+++ Data for this task +++

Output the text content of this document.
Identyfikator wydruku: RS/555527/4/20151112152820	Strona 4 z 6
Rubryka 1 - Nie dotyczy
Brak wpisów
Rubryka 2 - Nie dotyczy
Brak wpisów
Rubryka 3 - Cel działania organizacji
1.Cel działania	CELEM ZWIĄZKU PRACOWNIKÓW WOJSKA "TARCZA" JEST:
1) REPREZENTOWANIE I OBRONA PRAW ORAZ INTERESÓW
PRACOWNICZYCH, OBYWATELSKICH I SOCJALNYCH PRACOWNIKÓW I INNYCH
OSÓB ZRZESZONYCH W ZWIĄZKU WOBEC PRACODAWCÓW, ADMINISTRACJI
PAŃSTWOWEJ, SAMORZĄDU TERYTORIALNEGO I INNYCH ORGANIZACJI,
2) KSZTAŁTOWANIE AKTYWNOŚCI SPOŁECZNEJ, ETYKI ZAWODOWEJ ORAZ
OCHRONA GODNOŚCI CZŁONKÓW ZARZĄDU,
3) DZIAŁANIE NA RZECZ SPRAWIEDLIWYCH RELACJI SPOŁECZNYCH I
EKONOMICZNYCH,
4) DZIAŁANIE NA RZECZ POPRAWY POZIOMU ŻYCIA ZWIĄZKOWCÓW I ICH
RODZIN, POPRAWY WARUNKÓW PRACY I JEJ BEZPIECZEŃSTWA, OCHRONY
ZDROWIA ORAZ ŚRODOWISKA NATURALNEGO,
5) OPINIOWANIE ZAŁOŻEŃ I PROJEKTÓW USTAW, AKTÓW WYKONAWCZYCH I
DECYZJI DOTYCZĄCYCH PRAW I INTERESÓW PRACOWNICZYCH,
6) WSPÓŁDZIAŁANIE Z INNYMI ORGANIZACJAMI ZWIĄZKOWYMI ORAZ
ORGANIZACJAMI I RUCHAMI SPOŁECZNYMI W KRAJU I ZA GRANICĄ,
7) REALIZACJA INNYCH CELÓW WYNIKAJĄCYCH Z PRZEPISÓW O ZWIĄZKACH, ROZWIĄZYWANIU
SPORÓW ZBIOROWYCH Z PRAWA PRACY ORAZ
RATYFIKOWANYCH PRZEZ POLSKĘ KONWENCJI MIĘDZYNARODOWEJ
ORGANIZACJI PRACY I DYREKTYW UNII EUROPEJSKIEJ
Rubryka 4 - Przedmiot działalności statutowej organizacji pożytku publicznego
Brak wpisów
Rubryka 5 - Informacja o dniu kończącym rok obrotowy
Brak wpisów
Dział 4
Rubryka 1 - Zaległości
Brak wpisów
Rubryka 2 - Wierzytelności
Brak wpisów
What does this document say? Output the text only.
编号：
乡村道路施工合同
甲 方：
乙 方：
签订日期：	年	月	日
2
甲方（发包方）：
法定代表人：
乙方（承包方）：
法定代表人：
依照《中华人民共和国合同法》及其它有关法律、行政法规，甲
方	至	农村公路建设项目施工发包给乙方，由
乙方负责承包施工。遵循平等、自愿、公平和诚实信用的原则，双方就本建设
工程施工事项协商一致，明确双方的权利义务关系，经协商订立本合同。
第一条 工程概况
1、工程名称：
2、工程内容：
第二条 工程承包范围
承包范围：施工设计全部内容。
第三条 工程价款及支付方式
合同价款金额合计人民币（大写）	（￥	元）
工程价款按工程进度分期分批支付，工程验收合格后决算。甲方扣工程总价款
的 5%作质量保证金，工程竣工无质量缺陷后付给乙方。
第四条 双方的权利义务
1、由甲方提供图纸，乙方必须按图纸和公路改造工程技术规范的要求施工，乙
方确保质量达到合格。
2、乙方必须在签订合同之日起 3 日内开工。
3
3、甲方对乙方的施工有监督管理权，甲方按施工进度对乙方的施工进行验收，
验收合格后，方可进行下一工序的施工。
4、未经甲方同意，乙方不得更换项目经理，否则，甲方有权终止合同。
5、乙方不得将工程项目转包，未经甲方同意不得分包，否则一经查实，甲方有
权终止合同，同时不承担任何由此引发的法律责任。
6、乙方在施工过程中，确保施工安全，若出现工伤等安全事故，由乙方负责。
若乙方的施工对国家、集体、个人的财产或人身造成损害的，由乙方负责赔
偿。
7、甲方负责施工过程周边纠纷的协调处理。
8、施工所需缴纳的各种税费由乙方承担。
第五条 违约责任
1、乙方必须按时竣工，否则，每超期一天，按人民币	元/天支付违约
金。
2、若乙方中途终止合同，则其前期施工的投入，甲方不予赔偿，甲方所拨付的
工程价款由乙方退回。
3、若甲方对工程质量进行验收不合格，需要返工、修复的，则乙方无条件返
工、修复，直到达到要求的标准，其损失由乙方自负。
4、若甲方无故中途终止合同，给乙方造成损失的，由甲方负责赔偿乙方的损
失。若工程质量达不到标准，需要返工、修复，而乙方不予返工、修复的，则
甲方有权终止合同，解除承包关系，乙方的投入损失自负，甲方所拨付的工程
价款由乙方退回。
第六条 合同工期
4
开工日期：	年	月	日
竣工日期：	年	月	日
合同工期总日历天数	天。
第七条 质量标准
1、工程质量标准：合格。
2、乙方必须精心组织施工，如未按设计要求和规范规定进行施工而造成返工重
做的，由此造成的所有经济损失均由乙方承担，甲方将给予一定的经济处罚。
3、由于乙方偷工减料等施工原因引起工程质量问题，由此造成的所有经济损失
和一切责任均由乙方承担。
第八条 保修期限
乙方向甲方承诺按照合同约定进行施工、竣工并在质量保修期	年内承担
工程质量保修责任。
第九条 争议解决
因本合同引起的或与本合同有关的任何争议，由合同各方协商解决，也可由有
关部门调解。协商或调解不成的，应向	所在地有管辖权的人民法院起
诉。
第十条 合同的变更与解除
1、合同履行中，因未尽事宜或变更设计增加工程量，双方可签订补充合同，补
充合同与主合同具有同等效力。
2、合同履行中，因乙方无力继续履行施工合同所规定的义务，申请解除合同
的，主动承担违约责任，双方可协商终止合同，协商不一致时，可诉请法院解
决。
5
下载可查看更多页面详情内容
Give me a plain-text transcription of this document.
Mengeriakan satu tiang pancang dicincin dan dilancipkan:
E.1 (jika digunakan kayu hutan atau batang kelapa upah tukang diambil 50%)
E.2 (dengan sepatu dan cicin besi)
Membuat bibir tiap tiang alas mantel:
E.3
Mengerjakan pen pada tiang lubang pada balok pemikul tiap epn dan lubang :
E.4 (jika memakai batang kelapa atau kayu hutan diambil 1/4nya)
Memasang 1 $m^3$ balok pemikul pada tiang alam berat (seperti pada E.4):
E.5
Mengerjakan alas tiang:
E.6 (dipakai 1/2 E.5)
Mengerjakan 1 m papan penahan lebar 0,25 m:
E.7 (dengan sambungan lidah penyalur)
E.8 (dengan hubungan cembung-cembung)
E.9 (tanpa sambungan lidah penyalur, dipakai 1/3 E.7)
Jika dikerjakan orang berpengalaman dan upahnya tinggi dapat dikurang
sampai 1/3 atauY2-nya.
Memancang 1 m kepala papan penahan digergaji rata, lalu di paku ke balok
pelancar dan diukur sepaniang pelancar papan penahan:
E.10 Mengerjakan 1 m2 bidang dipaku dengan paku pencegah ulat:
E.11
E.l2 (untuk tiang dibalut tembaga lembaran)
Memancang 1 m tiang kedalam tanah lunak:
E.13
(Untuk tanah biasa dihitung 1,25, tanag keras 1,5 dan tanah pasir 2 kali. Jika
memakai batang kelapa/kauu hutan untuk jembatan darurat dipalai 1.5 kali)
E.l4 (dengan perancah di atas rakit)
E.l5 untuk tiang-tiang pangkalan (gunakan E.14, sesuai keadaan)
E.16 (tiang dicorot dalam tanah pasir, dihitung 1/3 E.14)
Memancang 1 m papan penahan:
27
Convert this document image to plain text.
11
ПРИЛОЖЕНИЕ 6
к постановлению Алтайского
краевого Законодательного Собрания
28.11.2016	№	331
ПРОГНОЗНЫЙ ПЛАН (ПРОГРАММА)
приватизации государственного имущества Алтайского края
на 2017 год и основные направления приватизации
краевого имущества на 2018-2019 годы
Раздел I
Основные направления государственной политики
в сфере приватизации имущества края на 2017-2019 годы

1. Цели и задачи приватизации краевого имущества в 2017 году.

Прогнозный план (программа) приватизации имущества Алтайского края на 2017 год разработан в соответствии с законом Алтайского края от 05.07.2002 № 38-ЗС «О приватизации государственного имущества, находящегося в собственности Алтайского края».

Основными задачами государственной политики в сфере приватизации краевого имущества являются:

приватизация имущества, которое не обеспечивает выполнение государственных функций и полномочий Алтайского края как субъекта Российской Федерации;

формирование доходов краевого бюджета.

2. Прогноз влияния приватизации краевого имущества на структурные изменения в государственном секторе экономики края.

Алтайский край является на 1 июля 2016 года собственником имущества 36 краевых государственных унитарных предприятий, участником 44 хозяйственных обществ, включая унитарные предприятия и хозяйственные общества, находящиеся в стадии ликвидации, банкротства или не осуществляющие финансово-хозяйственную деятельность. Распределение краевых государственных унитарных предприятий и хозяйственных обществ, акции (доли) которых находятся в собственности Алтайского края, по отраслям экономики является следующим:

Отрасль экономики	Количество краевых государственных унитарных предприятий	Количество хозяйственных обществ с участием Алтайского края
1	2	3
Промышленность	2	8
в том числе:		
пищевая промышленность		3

+++

Produce an exact copy of the lines from the one containing "Convert this document image to plain text." through the last line, and of nothing else.

Convert this document image to plain text.
11
ПРИЛОЖЕНИЕ 6
к постановлению Алтайского
краевого Законодательного Собрания
28.11.2016	№	331
ПРОГНОЗНЫЙ ПЛАН (ПРОГРАММА)
приватизации государственного имущества Алтайского края
на 2017 год и основные направления приватизации
краевого имущества на 2018-2019 годы
Раздел I
Основные направления государственной политики
в сфере приватизации имущества края на 2017-2019 годы

1. Цели и задачи приватизации краевого имущества в 2017 году.

Прогнозный план (программа) приватизации имущества Алтайского края на 2017 год разработан в соответствии с законом Алтайского края от 05.07.2002 № 38-ЗС «О приватизации государственного имущества, находящегося в собственности Алтайского края».

Основными задачами государственной политики в сфере приватизации краевого имущества являются:

приватизация имущества, которое не обеспечивает выполнение государственных функций и полномочий Алтайского края как субъекта Российской Федерации;

формирование доходов краевого бюджета.

2. Прогноз влияния приватизации краевого имущества на структурные изменения в государственном секторе экономики края.

Алтайский край является на 1 июля 2016 года собственником имущества 36 краевых государственных унитарных предприятий, участником 44 хозяйственных обществ, включая унитарные предприятия и хозяйственные общества, находящиеся в стадии ликвидации, банкротства или не осуществляющие финансово-хозяйственную деятельность. Распределение краевых государственных унитарных предприятий и хозяйственных обществ, акции (доли) которых находятся в собственности Алтайского края, по отраслям экономики является следующим:

Отрасль экономики	Количество краевых государственных унитарных предприятий	Количество хозяйственных обществ с участием Алтайского края
1	2	3
Промышленность	2	8
в том числе:		
пищевая промышленность		3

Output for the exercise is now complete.